Aim: Make an exact copy of the entries below with the pictures removed.

Information given:

######

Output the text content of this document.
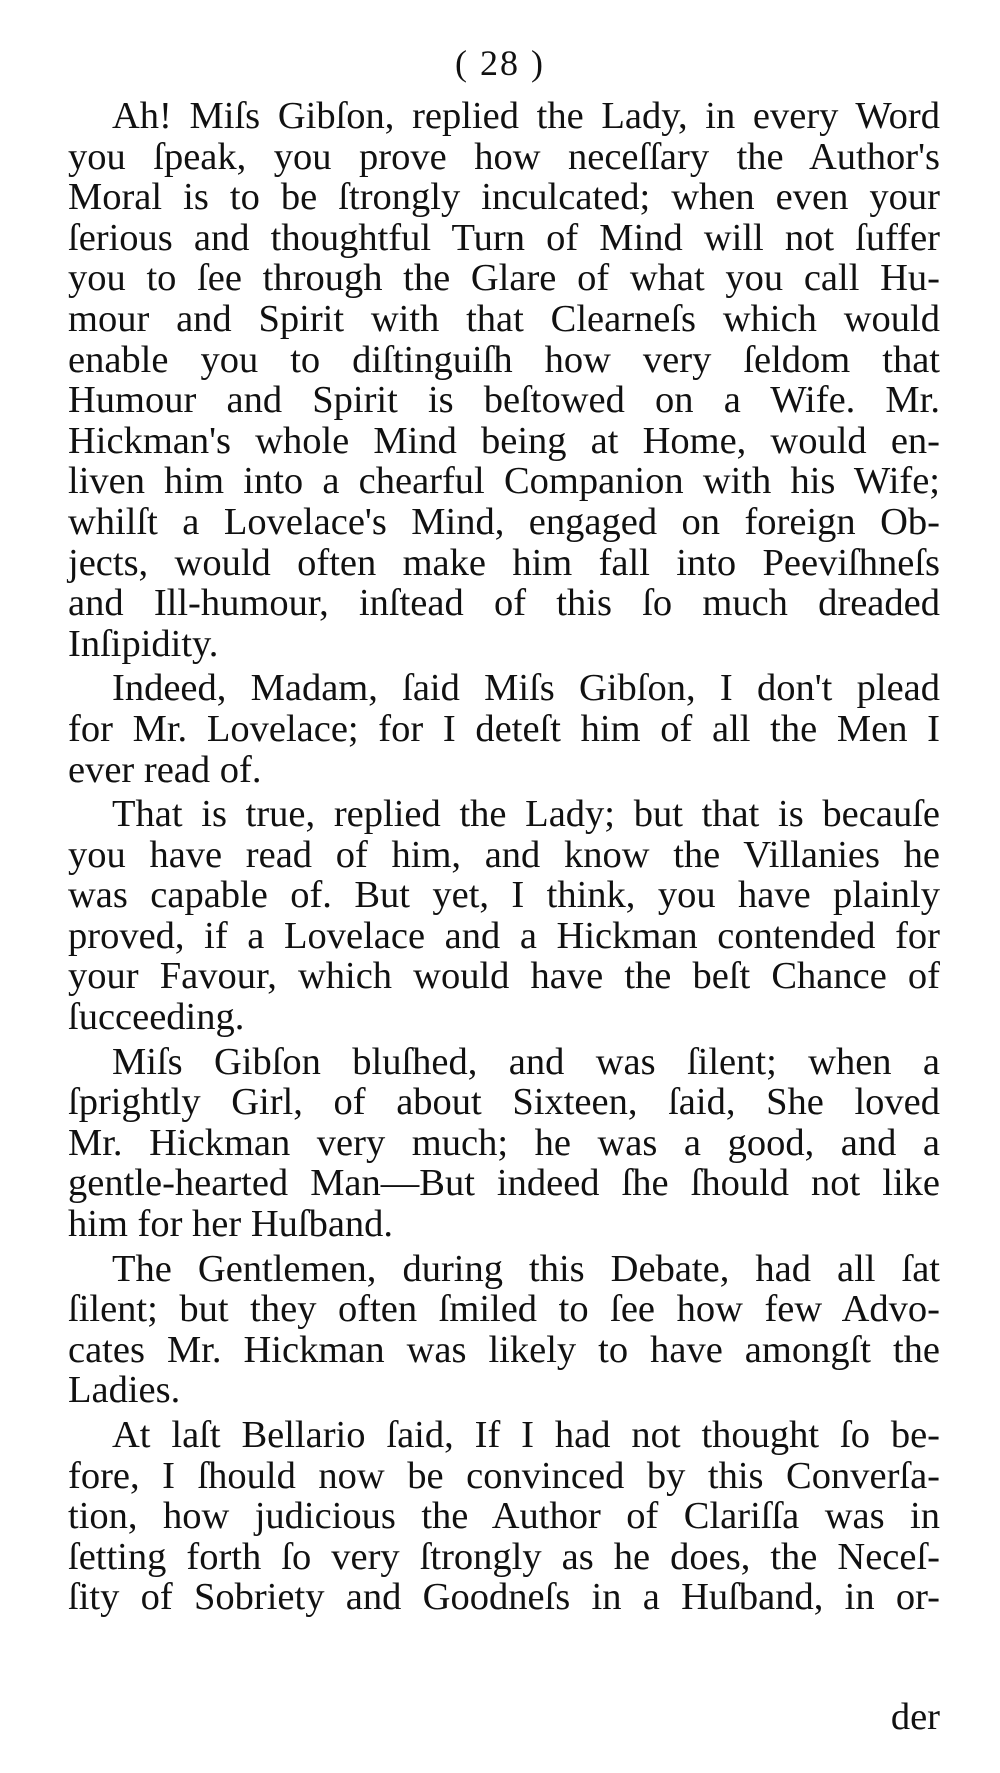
( 28 )

Ah! Miſs Gibſon, replied the Lady, in every Word
you ſpeak, you prove how neceſſary the Author's
Moral is to be ſtrongly inculcated; when even your
ſerious and thoughtful Turn of Mind will not ſuffer
you to ſee through the Glare of what you call Hu-
mour and Spirit with that Clearneſs which would
enable you to diſtinguiſh how very ſeldom that
Humour and Spirit is beſtowed on a Wife. Mr.
Hickman's whole Mind being at Home, would en-
liven him into a chearful Companion with his Wife;
whilſt a Lovelace's Mind, engaged on foreign Ob-
jects, would often make him fall into Peeviſhneſs
and Ill-humour, inſtead of this ſo much dreaded
Inſipidity.

Indeed, Madam, ſaid Miſs Gibſon, I don't plead
for Mr. Lovelace; for I deteſt him of all the Men I
ever read of.

That is true, replied the Lady; but that is becauſe
you have read of him, and know the Villanies he
was capable of. But yet, I think, you have plainly
proved, if a Lovelace and a Hickman contended for
your Favour, which would have the beſt Chance of
ſucceeding.

Miſs Gibſon bluſhed, and was ſilent; when a
ſprightly Girl, of about Sixteen, ſaid, She loved
Mr. Hickman very much; he was a good, and a
gentle-hearted Man—But indeed ſhe ſhould not like
him for her Huſband.

The Gentlemen, during this Debate, had all ſat
ſilent; but they often ſmiled to ſee how few Advo-
cates Mr. Hickman was likely to have amongſt the
Ladies.

At laſt Bellario ſaid, If I had not thought ſo be-
fore, I ſhould now be convinced by this Converſa-
tion, how judicious the Author of Clariſſa was in
ſetting forth ſo very ſtrongly as he does, the Neceſ-
ſity of Sobriety and Goodneſs in a Huſband, in or-

der
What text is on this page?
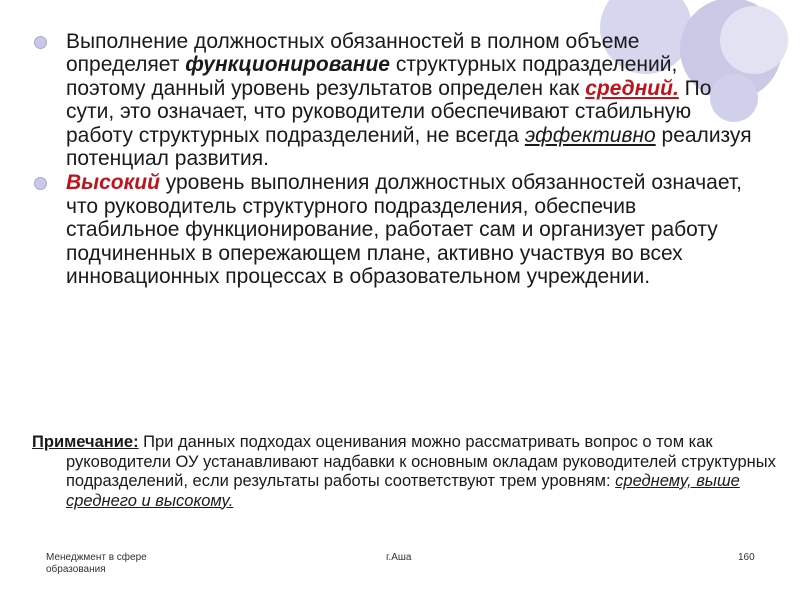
Выполнение должностных обязанностей в полном объеме определяет функционирование структурных подразделений, поэтому данный уровень результатов определен как средний. По сути, это означает, что руководители обеспечивают стабильную работу структурных подразделений, не всегда эффективно реализуя потенциал развития.
Высокий уровень выполнения должностных обязанностей означает, что руководитель структурного подразделения, обеспечив стабильное функционирование, работает сам и организует работу подчиненных в опережающем плане, активно участвуя во всех инновационных процессах в образовательном учреждении.

Примечание: При данных подходах оценивания можно рассматривать вопрос о том как руководители ОУ устанавливают надбавки к основным окладам руководителей структурных подразделений, если результаты работы соответствуют трем уровням: среднему, выше среднего и высокому.

Менеджмент в сфере образования
г.Аша	160
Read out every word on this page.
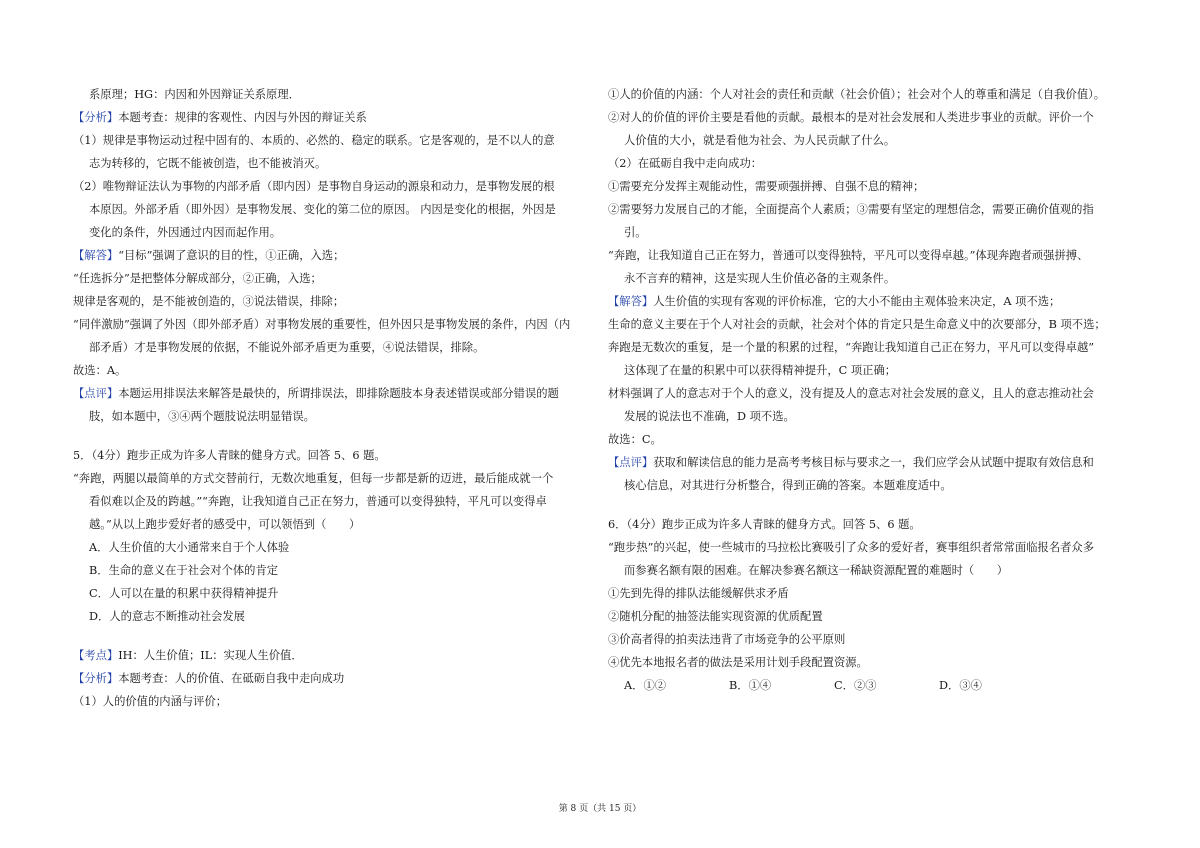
系原理；HG：内因和外因辩证关系原理．
【分析】本题考查：规律的客观性、内因与外因的辩证关系
（1）规律是事物运动过程中固有的、本质的、必然的、稳定的联系。它是客观的，是不以人的意
志为转移的，它既不能被创造，也不能被消灭。
（2）唯物辩证法认为事物的内部矛盾（即内因）是事物自身运动的源泉和动力，是事物发展的根
本原因。外部矛盾（即外因）是事物发展、变化的第二位的原因。 内因是变化的根据，外因是
变化的条件，外因通过内因而起作用。
【解答】“目标”强调了意识的目的性，①正确，入选；
“任选拆分”是把整体分解成部分，②正确，入选；
规律是客观的，是不能被创造的，③说法错误，排除；
“同伴激励”强调了外因（即外部矛盾）对事物发展的重要性，但外因只是事物发展的条件，内因（内
部矛盾）才是事物发展的依据，不能说外部矛盾更为重要，④说法错误，排除。
故选：A。
【点评】本题运用排误法来解答是最快的，所谓排误法，即排除题肢本身表述错误或部分错误的题
肢，如本题中，③④两个题肢说法明显错误。
5．（4分）跑步正成为许多人青睐的健身方式。回答 5、6 题。
“奔跑，两腿以最简单的方式交替前行，无数次地重复，但每一步都是新的迈进，最后能成就一个
看似难以企及的跨越。”“奔跑，让我知道自己正在努力，普通可以变得独特，平凡可以变得卓
越。”从以上跑步爱好者的感受中，可以领悟到（　　）
A．人生价值的大小通常来自于个人体验
B．生命的意义在于社会对个体的肯定
C．人可以在量的积累中获得精神提升
D．人的意志不断推动社会发展
【考点】IH：人生价值；IL：实现人生价值．
【分析】本题考查：人的价值、在砥砺自我中走向成功
（1）人的价值的内涵与评价；
①人的价值的内涵：个人对社会的责任和贡献（社会价值）；社会对个人的尊重和满足（自我价值）。
②对人的价值的评价主要是看他的贡献。最根本的是对社会发展和人类进步事业的贡献。评价一个
人价值的大小，就是看他为社会、为人民贡献了什么。
（2）在砥砺自我中走向成功：
①需要充分发挥主观能动性，需要顽强拼搏、自强不息的精神；
②需要努力发展自己的才能，全面提高个人素质；③需要有坚定的理想信念，需要正确价值观的指
引。
“奔跑，让我知道自己正在努力，普通可以变得独特，平凡可以变得卓越。”体现奔跑者顽强拼搏、
永不言弃的精神，这是实现人生价值必备的主观条件。
【解答】人生价值的实现有客观的评价标准，它的大小不能由主观体验来决定，A 项不选；
生命的意义主要在于个人对社会的贡献，社会对个体的肯定只是生命意义中的次要部分，B 项不选；
奔跑是无数次的重复，是一个量的积累的过程，“奔跑让我知道自己正在努力，平凡可以变得卓越”
这体现了在量的积累中可以获得精神提升，C 项正确；
材料强调了人的意志对于个人的意义，没有提及人的意志对社会发展的意义，且人的意志推动社会
发展的说法也不准确，D 项不选。
故选：C。
【点评】获取和解读信息的能力是高考考核目标与要求之一，我们应学会从试题中提取有效信息和
核心信息，对其进行分析整合，得到正确的答案。本题难度适中。
6．（4分）跑步正成为许多人青睐的健身方式。回答 5、6 题。
“跑步热”的兴起，使一些城市的马拉松比赛吸引了众多的爱好者，赛事组织者常常面临报名者众多
而参赛名额有限的困难。在解决参赛名额这一稀缺资源配置的难题时（　　）
①先到先得的排队法能缓解供求矛盾
②随机分配的抽签法能实现资源的优质配置
③价高者得的拍卖法违背了市场竞争的公平原则
④优先本地报名者的做法是采用计划手段配置资源。
A．①②	B．①④	C．②③	D．③④
第 8 页（共 15 页）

######

Exercise answer:
Output the text content of this document.
( 28 )

Ah! Miſs Gibſon, replied the Lady, in every Word
you ſpeak, you prove how neceſſary the Author's
Moral is to be ſtrongly inculcated; when even your
ſerious and thoughtful Turn of Mind will not ſuffer
you to ſee through the Glare of what you call Hu-
mour and Spirit with that Clearneſs which would
enable you to diſtinguiſh how very ſeldom that
Humour and Spirit is beſtowed on a Wife. Mr.
Hickman's whole Mind being at Home, would en-
liven him into a chearful Companion with his Wife;
whilſt a Lovelace's Mind, engaged on foreign Ob-
jects, would often make him fall into Peeviſhneſs
and Ill-humour, inſtead of this ſo much dreaded
Inſipidity.

Indeed, Madam, ſaid Miſs Gibſon, I don't plead
for Mr. Lovelace; for I deteſt him of all the Men I
ever read of.

That is true, replied the Lady; but that is becauſe
you have read of him, and know the Villanies he
was capable of. But yet, I think, you have plainly
proved, if a Lovelace and a Hickman contended for
your Favour, which would have the beſt Chance of
ſucceeding.

Miſs Gibſon bluſhed, and was ſilent; when a
ſprightly Girl, of about Sixteen, ſaid, She loved
Mr. Hickman very much; he was a good, and a
gentle-hearted Man—But indeed ſhe ſhould not like
him for her Huſband.

The Gentlemen, during this Debate, had all ſat
ſilent; but they often ſmiled to ſee how few Advo-
cates Mr. Hickman was likely to have amongſt the
Ladies.

At laſt Bellario ſaid, If I had not thought ſo be-
fore, I ſhould now be convinced by this Converſa-
tion, how judicious the Author of Clariſſa was in
ſetting forth ſo very ſtrongly as he does, the Neceſ-
ſity of Sobriety and Goodneſs in a Huſband, in or-

der
What text is on this page?
Выполнение должностных обязанностей в полном объеме определяет функционирование структурных подразделений, поэтому данный уровень результатов определен как средний. По сути, это означает, что руководители обеспечивают стабильную работу структурных подразделений, не всегда эффективно реализуя потенциал развития.
Высокий уровень выполнения должностных обязанностей означает, что руководитель структурного подразделения, обеспечив стабильное функционирование, работает сам и организует работу подчиненных в опережающем плане, активно участвуя во всех инновационных процессах в образовательном учреждении.

Примечание: При данных подходах оценивания можно рассматривать вопрос о том как руководители ОУ устанавливают надбавки к основным окладам руководителей структурных подразделений, если результаты работы соответствуют трем уровням: среднему, выше среднего и высокому.

Менеджмент в сфере образования
г.Аша	160
Read out every word on this page.
系原理；HG：内因和外因辩证关系原理．
【分析】本题考查：规律的客观性、内因与外因的辩证关系
（1）规律是事物运动过程中固有的、本质的、必然的、稳定的联系。它是客观的，是不以人的意
志为转移的，它既不能被创造，也不能被消灭。
（2）唯物辩证法认为事物的内部矛盾（即内因）是事物自身运动的源泉和动力，是事物发展的根
本原因。外部矛盾（即外因）是事物发展、变化的第二位的原因。 内因是变化的根据，外因是
变化的条件，外因通过内因而起作用。
【解答】“目标”强调了意识的目的性，①正确，入选；
“任选拆分”是把整体分解成部分，②正确，入选；
规律是客观的，是不能被创造的，③说法错误，排除；
“同伴激励”强调了外因（即外部矛盾）对事物发展的重要性，但外因只是事物发展的条件，内因（内
部矛盾）才是事物发展的依据，不能说外部矛盾更为重要，④说法错误，排除。
故选：A。
【点评】本题运用排误法来解答是最快的，所谓排误法，即排除题肢本身表述错误或部分错误的题
肢，如本题中，③④两个题肢说法明显错误。
5．（4分）跑步正成为许多人青睐的健身方式。回答 5、6 题。
“奔跑，两腿以最简单的方式交替前行，无数次地重复，但每一步都是新的迈进，最后能成就一个
看似难以企及的跨越。”“奔跑，让我知道自己正在努力，普通可以变得独特，平凡可以变得卓
越。”从以上跑步爱好者的感受中，可以领悟到（　　）
A．人生价值的大小通常来自于个人体验
B．生命的意义在于社会对个体的肯定
C．人可以在量的积累中获得精神提升
D．人的意志不断推动社会发展
【考点】IH：人生价值；IL：实现人生价值．
【分析】本题考查：人的价值、在砥砺自我中走向成功
（1）人的价值的内涵与评价；
①人的价值的内涵：个人对社会的责任和贡献（社会价值）；社会对个人的尊重和满足（自我价值）。
②对人的价值的评价主要是看他的贡献。最根本的是对社会发展和人类进步事业的贡献。评价一个
人价值的大小，就是看他为社会、为人民贡献了什么。
（2）在砥砺自我中走向成功：
①需要充分发挥主观能动性，需要顽强拼搏、自强不息的精神；
②需要努力发展自己的才能，全面提高个人素质；③需要有坚定的理想信念，需要正确价值观的指
引。
“奔跑，让我知道自己正在努力，普通可以变得独特，平凡可以变得卓越。”体现奔跑者顽强拼搏、
永不言弃的精神，这是实现人生价值必备的主观条件。
【解答】人生价值的实现有客观的评价标准，它的大小不能由主观体验来决定，A 项不选；
生命的意义主要在于个人对社会的贡献，社会对个体的肯定只是生命意义中的次要部分，B 项不选；
奔跑是无数次的重复，是一个量的积累的过程，“奔跑让我知道自己正在努力，平凡可以变得卓越”
这体现了在量的积累中可以获得精神提升，C 项正确；
材料强调了人的意志对于个人的意义，没有提及人的意志对社会发展的意义，且人的意志推动社会
发展的说法也不准确，D 项不选。
故选：C。
【点评】获取和解读信息的能力是高考考核目标与要求之一，我们应学会从试题中提取有效信息和
核心信息，对其进行分析整合，得到正确的答案。本题难度适中。
6．（4分）跑步正成为许多人青睐的健身方式。回答 5、6 题。
“跑步热”的兴起，使一些城市的马拉松比赛吸引了众多的爱好者，赛事组织者常常面临报名者众多
而参赛名额有限的困难。在解决参赛名额这一稀缺资源配置的难题时（　　）
①先到先得的排队法能缓解供求矛盾
②随机分配的抽签法能实现资源的优质配置
③价高者得的拍卖法违背了市场竞争的公平原则
④优先本地报名者的做法是采用计划手段配置资源。
A．①②	B．①④	C．②③	D．③④
第 8 页（共 15 页）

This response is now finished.